Copy out, word for word, every row from the one containing "55, 664, 80]" down to the one containing "day-cell: 16 Sunrise: 7:46", taking in both of those rows.

* _Items_:

= = =

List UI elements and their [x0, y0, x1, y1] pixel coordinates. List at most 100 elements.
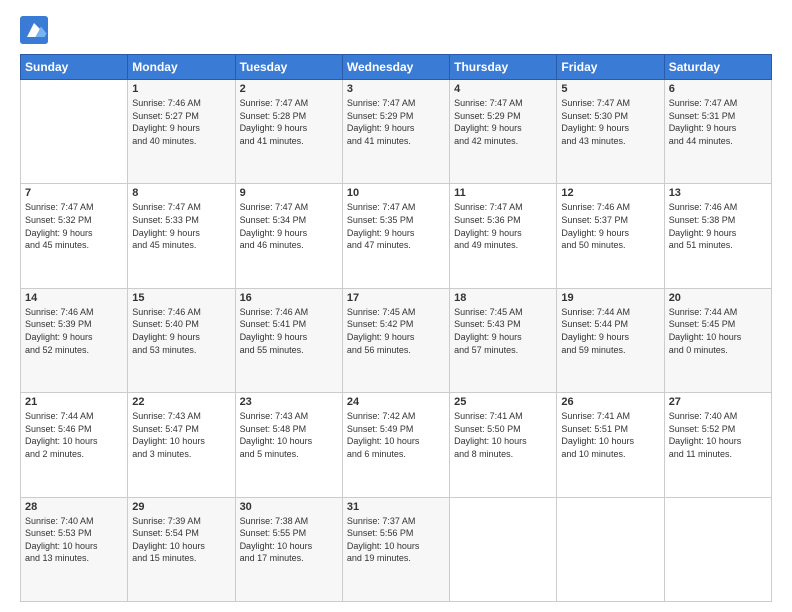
weekday-header-friday: Friday	[557, 55, 664, 80]
weekday-header-saturday: Saturday	[664, 55, 771, 80]
logo-icon	[20, 16, 48, 44]
day-number: 19	[561, 292, 659, 304]
day-detail: Sunrise: 7:40 AMSunset: 5:52 PMDaylight:…	[669, 410, 767, 460]
weekday-header-tuesday: Tuesday	[235, 55, 342, 80]
day-detail: Sunrise: 7:45 AMSunset: 5:43 PMDaylight:…	[454, 306, 552, 356]
day-cell: 16 Sunrise: 7:46 AMSunset: 5:41 PMDaylig…	[235, 288, 342, 392]
day-cell: 2 Sunrise: 7:47 AMSunset: 5:28 PMDayligh…	[235, 80, 342, 184]
calendar-header: SundayMondayTuesdayWednesdayThursdayFrid…	[21, 55, 772, 80]
day-cell	[21, 80, 128, 184]
day-detail: Sunrise: 7:41 AMSunset: 5:50 PMDaylight:…	[454, 410, 552, 460]
day-number: 25	[454, 396, 552, 408]
day-number: 5	[561, 83, 659, 95]
day-detail: Sunrise: 7:46 AMSunset: 5:38 PMDaylight:…	[669, 201, 767, 251]
day-number: 16	[240, 292, 338, 304]
day-detail: Sunrise: 7:39 AMSunset: 5:54 PMDaylight:…	[132, 515, 230, 565]
day-number: 21	[25, 396, 123, 408]
day-cell: 20 Sunrise: 7:44 AMSunset: 5:45 PMDaylig…	[664, 288, 771, 392]
day-cell: 11 Sunrise: 7:47 AMSunset: 5:36 PMDaylig…	[450, 184, 557, 288]
day-detail: Sunrise: 7:46 AMSunset: 5:41 PMDaylight:…	[240, 306, 338, 356]
week-row-5: 28 Sunrise: 7:40 AMSunset: 5:53 PMDaylig…	[21, 497, 772, 601]
weekday-header-monday: Monday	[128, 55, 235, 80]
day-cell: 4 Sunrise: 7:47 AMSunset: 5:29 PMDayligh…	[450, 80, 557, 184]
day-cell: 7 Sunrise: 7:47 AMSunset: 5:32 PMDayligh…	[21, 184, 128, 288]
day-cell: 15 Sunrise: 7:46 AMSunset: 5:40 PMDaylig…	[128, 288, 235, 392]
week-row-4: 21 Sunrise: 7:44 AMSunset: 5:46 PMDaylig…	[21, 393, 772, 497]
day-detail: Sunrise: 7:47 AMSunset: 5:34 PMDaylight:…	[240, 201, 338, 251]
day-number: 2	[240, 83, 338, 95]
calendar-table: SundayMondayTuesdayWednesdayThursdayFrid…	[20, 54, 772, 602]
day-detail: Sunrise: 7:47 AMSunset: 5:32 PMDaylight:…	[25, 201, 123, 251]
weekday-header-wednesday: Wednesday	[342, 55, 449, 80]
day-detail: Sunrise: 7:47 AMSunset: 5:29 PMDaylight:…	[454, 97, 552, 147]
day-cell: 3 Sunrise: 7:47 AMSunset: 5:29 PMDayligh…	[342, 80, 449, 184]
day-number: 26	[561, 396, 659, 408]
day-cell: 23 Sunrise: 7:43 AMSunset: 5:48 PMDaylig…	[235, 393, 342, 497]
day-detail: Sunrise: 7:38 AMSunset: 5:55 PMDaylight:…	[240, 515, 338, 565]
day-number: 14	[25, 292, 123, 304]
day-cell: 19 Sunrise: 7:44 AMSunset: 5:44 PMDaylig…	[557, 288, 664, 392]
day-cell: 17 Sunrise: 7:45 AMSunset: 5:42 PMDaylig…	[342, 288, 449, 392]
day-cell: 31 Sunrise: 7:37 AMSunset: 5:56 PMDaylig…	[342, 497, 449, 601]
day-detail: Sunrise: 7:47 AMSunset: 5:28 PMDaylight:…	[240, 97, 338, 147]
day-number: 11	[454, 187, 552, 199]
day-number: 30	[240, 501, 338, 513]
day-number: 20	[669, 292, 767, 304]
day-number: 6	[669, 83, 767, 95]
day-number: 3	[347, 83, 445, 95]
day-detail: Sunrise: 7:46 AMSunset: 5:40 PMDaylight:…	[132, 306, 230, 356]
day-cell: 8 Sunrise: 7:47 AMSunset: 5:33 PMDayligh…	[128, 184, 235, 288]
day-number: 1	[132, 83, 230, 95]
day-detail: Sunrise: 7:37 AMSunset: 5:56 PMDaylight:…	[347, 515, 445, 565]
day-detail: Sunrise: 7:45 AMSunset: 5:42 PMDaylight:…	[347, 306, 445, 356]
day-cell: 18 Sunrise: 7:45 AMSunset: 5:43 PMDaylig…	[450, 288, 557, 392]
weekday-header-thursday: Thursday	[450, 55, 557, 80]
day-cell: 12 Sunrise: 7:46 AMSunset: 5:37 PMDaylig…	[557, 184, 664, 288]
day-detail: Sunrise: 7:47 AMSunset: 5:30 PMDaylight:…	[561, 97, 659, 147]
day-cell: 14 Sunrise: 7:46 AMSunset: 5:39 PMDaylig…	[21, 288, 128, 392]
day-cell: 21 Sunrise: 7:44 AMSunset: 5:46 PMDaylig…	[21, 393, 128, 497]
day-detail: Sunrise: 7:44 AMSunset: 5:45 PMDaylight:…	[669, 306, 767, 356]
day-detail: Sunrise: 7:47 AMSunset: 5:36 PMDaylight:…	[454, 201, 552, 251]
day-number: 9	[240, 187, 338, 199]
day-cell: 22 Sunrise: 7:43 AMSunset: 5:47 PMDaylig…	[128, 393, 235, 497]
day-cell	[557, 497, 664, 601]
day-cell: 30 Sunrise: 7:38 AMSunset: 5:55 PMDaylig…	[235, 497, 342, 601]
day-number: 8	[132, 187, 230, 199]
day-cell: 13 Sunrise: 7:46 AMSunset: 5:38 PMDaylig…	[664, 184, 771, 288]
day-number: 7	[25, 187, 123, 199]
day-cell: 27 Sunrise: 7:40 AMSunset: 5:52 PMDaylig…	[664, 393, 771, 497]
day-detail: Sunrise: 7:47 AMSunset: 5:35 PMDaylight:…	[347, 201, 445, 251]
calendar-body: 1 Sunrise: 7:46 AMSunset: 5:27 PMDayligh…	[21, 80, 772, 602]
day-number: 13	[669, 187, 767, 199]
page: SundayMondayTuesdayWednesdayThursdayFrid…	[0, 0, 792, 612]
day-cell: 9 Sunrise: 7:47 AMSunset: 5:34 PMDayligh…	[235, 184, 342, 288]
day-cell: 1 Sunrise: 7:46 AMSunset: 5:27 PMDayligh…	[128, 80, 235, 184]
day-detail: Sunrise: 7:40 AMSunset: 5:53 PMDaylight:…	[25, 515, 123, 565]
day-number: 29	[132, 501, 230, 513]
day-detail: Sunrise: 7:46 AMSunset: 5:39 PMDaylight:…	[25, 306, 123, 356]
day-number: 27	[669, 396, 767, 408]
day-detail: Sunrise: 7:46 AMSunset: 5:27 PMDaylight:…	[132, 97, 230, 147]
day-cell: 28 Sunrise: 7:40 AMSunset: 5:53 PMDaylig…	[21, 497, 128, 601]
day-cell: 24 Sunrise: 7:42 AMSunset: 5:49 PMDaylig…	[342, 393, 449, 497]
day-detail: Sunrise: 7:47 AMSunset: 5:29 PMDaylight:…	[347, 97, 445, 147]
day-number: 17	[347, 292, 445, 304]
day-cell: 6 Sunrise: 7:47 AMSunset: 5:31 PMDayligh…	[664, 80, 771, 184]
header	[20, 16, 772, 44]
day-detail: Sunrise: 7:47 AMSunset: 5:33 PMDaylight:…	[132, 201, 230, 251]
day-number: 23	[240, 396, 338, 408]
day-cell: 5 Sunrise: 7:47 AMSunset: 5:30 PMDayligh…	[557, 80, 664, 184]
week-row-2: 7 Sunrise: 7:47 AMSunset: 5:32 PMDayligh…	[21, 184, 772, 288]
day-detail: Sunrise: 7:43 AMSunset: 5:47 PMDaylight:…	[132, 410, 230, 460]
day-number: 28	[25, 501, 123, 513]
day-cell	[664, 497, 771, 601]
day-number: 10	[347, 187, 445, 199]
day-detail: Sunrise: 7:41 AMSunset: 5:51 PMDaylight:…	[561, 410, 659, 460]
week-row-1: 1 Sunrise: 7:46 AMSunset: 5:27 PMDayligh…	[21, 80, 772, 184]
day-detail: Sunrise: 7:43 AMSunset: 5:48 PMDaylight:…	[240, 410, 338, 460]
day-cell: 10 Sunrise: 7:47 AMSunset: 5:35 PMDaylig…	[342, 184, 449, 288]
day-detail: Sunrise: 7:44 AMSunset: 5:44 PMDaylight:…	[561, 306, 659, 356]
day-detail: Sunrise: 7:46 AMSunset: 5:37 PMDaylight:…	[561, 201, 659, 251]
day-number: 4	[454, 83, 552, 95]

= = =

* _Answer_:
weekday-header-friday: Friday	[557, 55, 664, 80]
weekday-header-saturday: Saturday	[664, 55, 771, 80]
logo-icon	[20, 16, 48, 44]
day-number: 19	[561, 292, 659, 304]
day-detail: Sunrise: 7:40 AMSunset: 5:52 PMDaylight:…	[669, 410, 767, 460]
weekday-header-tuesday: Tuesday	[235, 55, 342, 80]
day-detail: Sunrise: 7:45 AMSunset: 5:43 PMDaylight:…	[454, 306, 552, 356]
day-cell: 16 Sunrise: 7:46 AMSunset: 5:41 PMDaylig…	[235, 288, 342, 392]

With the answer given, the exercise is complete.